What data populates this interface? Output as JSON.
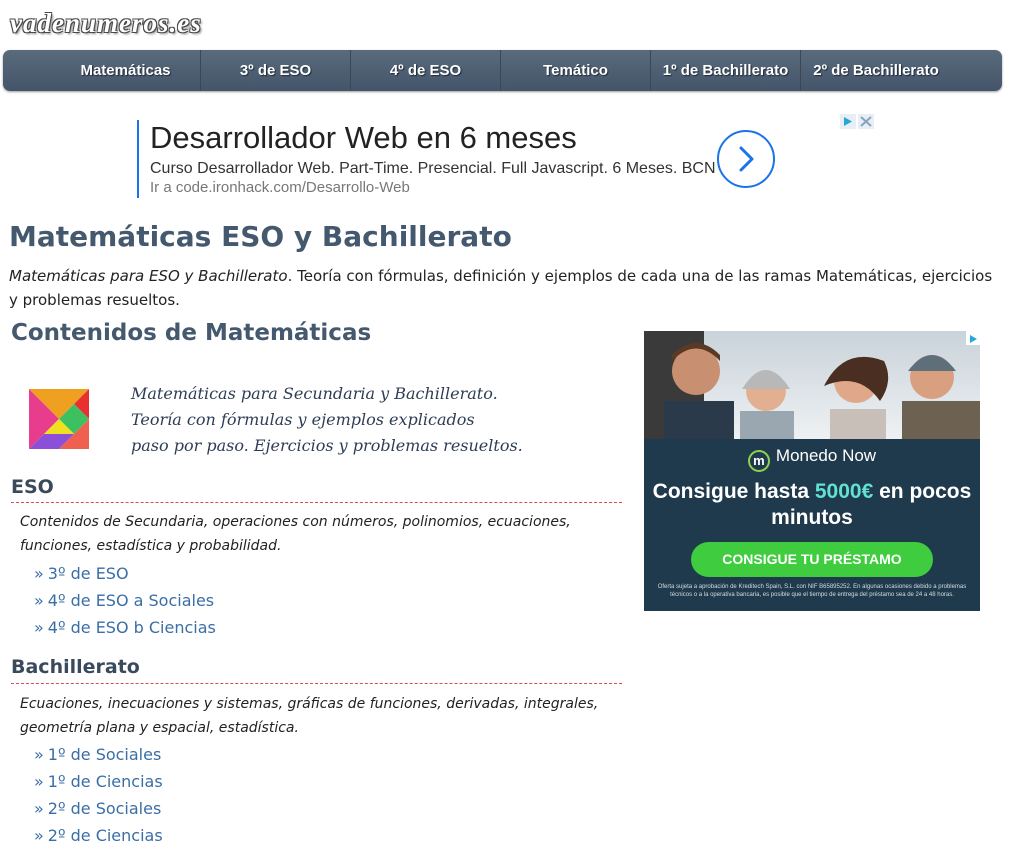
{
  "site": {
    "logo": "vadenumeros.es"
  },
  "nav": {
    "items": [
      {
        "label": "Matemáticas"
      },
      {
        "label": "3º de ESO"
      },
      {
        "label": "4º de ESO"
      },
      {
        "label": "Temático"
      },
      {
        "label": "1º de Bachillerato"
      },
      {
        "label": "2º de Bachillerato"
      }
    ]
  },
  "text_ad": {
    "title": "Desarrollador Web en 6 meses",
    "description": "Curso Desarrollador Web. Part-Time. Presencial. Full Javascript. 6 Meses. BCN",
    "url": "Ir a code.ironhack.com/Desarrollo-Web"
  },
  "main": {
    "title": "Matemáticas ESO y Bachillerato",
    "intro_em": "Matemáticas para ESO y Bachillerato",
    "intro_rest": ". Teoría con fórmulas, definición y ejemplos de cada una de las ramas Matemáticas, ejercicios y problemas resueltos.",
    "contents_title": "Contenidos de Matemáticas",
    "script_lines": [
      "Matemáticas para Secundaria y Bachillerato.",
      "Teoría con fórmulas y ejemplos explicados",
      "paso por paso. Ejercicios y problemas resueltos."
    ],
    "link_marker": "»",
    "sections": [
      {
        "title": "ESO",
        "description": "Contenidos de Secundaria, operaciones con números, polinomios, ecuaciones, funciones, estadística y probabilidad.",
        "links": [
          "3º de ESO",
          "4º de ESO a Sociales",
          "4º de ESO b Ciencias"
        ]
      },
      {
        "title": "Bachillerato",
        "description": "Ecuaciones, inecuaciones y sistemas, gráficas de funciones, derivadas, integrales, geometría plana y espacial, estadística.",
        "links": [
          "1º de Sociales",
          "1º de Ciencias",
          "2º de Sociales",
          "2º de Ciencias"
        ]
      }
    ]
  },
  "display_ad": {
    "brand_mark": "m",
    "brand": "Monedo Now",
    "headline_before": "Consigue hasta ",
    "headline_highlight": "5000€",
    "headline_after": " en pocos minutos",
    "cta": "CONSIGUE TU PRÉSTAMO",
    "fine_print": "Oferta sujeta a aprobación de Kreditech Spain, S.L. con NIF B65895252. En algunas ocasiones debido a problemas técnicos o a la operativa bancaria, es posible que el tiempo de entrega del préstamo sea de 24 a 48 horas."
  },
  "colors": {
    "nav_bg": "#4a5a6e",
    "heading": "#44586e",
    "link": "#3a6ea5",
    "ad_accent": "#1a73e8",
    "rule": "#d25050",
    "ad_bg": "#1f3a4c",
    "cta": "#3fcd3f",
    "highlight": "#62e0d0"
  }
}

◆ What to do:
Extract every line above that contains the word "description".

◆ Complete response:
    "description": "Curso Desarrollador Web. Part-Time. Presencial. Full Javascript. 6 Meses. BCN",
        "description": "Contenidos de Secundaria, operaciones con números, polinomios, ecuaciones, funciones, estadística y probabilidad.",
        "description": "Ecuaciones, inecuaciones y sistemas, gráficas de funciones, derivadas, integrales, geometría plana y espacial, estadística.",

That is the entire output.